[Énoncé de la tâche]
Mettez à jour l'article sur le hooliganisme au Maroc, de « Des affrontements entre » à « difficile à canaliser. » : recopiez ce passage en remplaçant « plus de 50 blessés » par « 54 blessés ».

[Texte à lire]
Par Farouk Abdou, au Maroc
10 minutes
Le Maroc et le fléau du hooliganisme

Des affrontements entre groupes ultras du Raja Casablanca, en marge du match de samedi face à Al Hoceima, ont fait 3 morts et plus de 50 blessés, dans et autour du stade Mohammed V. Ce drame intervient après un an et demi d'incidents en marge de matchs de foot, avec blessés et dégâts matériels en nombre aux quatre coins du Royaume. Cela traduit surtout un malaise très profond entre des instances amorphes et une jeunesse difficile à canaliser.

25 janvier 2015. Le Raja vient de s’incliner 0-1 face au Moghreb de Tétouan pour la reprise de la Botola Pro (le championnat du Maroc), au stade Mohammed V de Casablanca. À quelques centaines de mètres, à l’arrêt de tramway Ghandi, des hordes de supporters envahissent la rame, insensibles aux efforts des policiers tentant de les orienter vers l’extrémité du quai. Le vert, en écharpes et tee-shirts, est partout. La moyenne d’âge plafonne à 13-14 ans. Malgré 200 places réglementaires, ils sont plus du double à se compresser à l’intérieur. Irrespirable. Un homme d’une quarantaine d’années renonce à toute tentative de monter : « C’est peine perdue, quand ils déferlent comme ça, aucun moyen de les dévier de leur route. Là, ça va encore, ils sont morts de rire, mais dans deux arrêts, si une gifle ou une bousculade part, ils peuvent semer le chaos. »

En 20 mois, une trentaine de fais divers liés au hooliganisme

Samedi dernier, le stade Mohammed V a connu le chaos. À cause de virages fermés pour travaux, les groupes ultras du Raja, habituellement placés dans le virage Sud, se sont rabattus dans les tribunes latérales à ciel ouvert – ou « grillage » dans le jargon du stade – pour y voir leurs Verts affronter le Chabab Al Hoceima. Sauf que l’ambiance dégénère et que deux des trois principaux groupes – les Eagles 06 et les Greenboys 05 – s’offrent une bataille rangée, entraînant de gigantesques mouvements de foule. Projectiles, fumigènes, bagarres entre les sweats à capuche – les Eagles – et les torses nus – l’habitude des Green Boys pour tous les matchs du Raja, quelle que soit la météo. Et les grilles de séparation de la tribune cèdent, détruites. Trois mineurs, dont deux garçons de 14 et 17 ans, y ont surtout laissé leur vie, alors que 54 blessés, des arrestations et des dégâts en pagaille autour du stade sont à déplorer.

[Données fournies]
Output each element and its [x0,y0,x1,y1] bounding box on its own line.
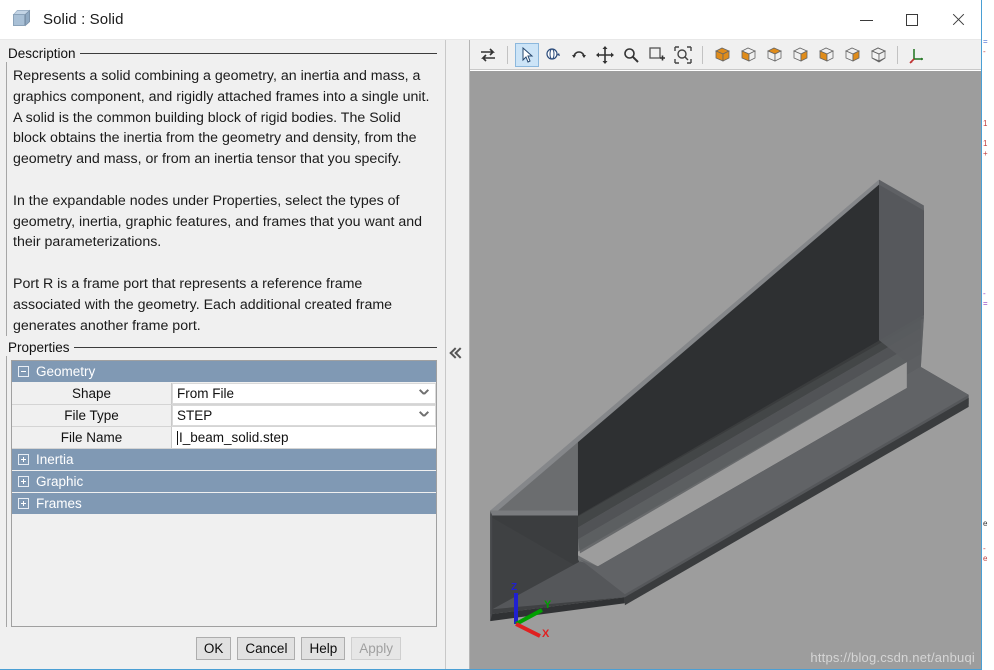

[Tâche réalisée]
Des affrontements entre groupes ultras du Raja Casablanca, en marge du match de samedi face à Al Hoceima, ont fait 3 morts et 54 blessés, dans et autour du stade Mohammed V. Ce drame intervient après un an et demi d'incidents en marge de matchs de foot, avec blessés et dégâts matériels en nombre aux quatre coins du Royaume. Cela traduit surtout un malaise très profond entre des instances amorphes et une jeunesse difficile à canaliser.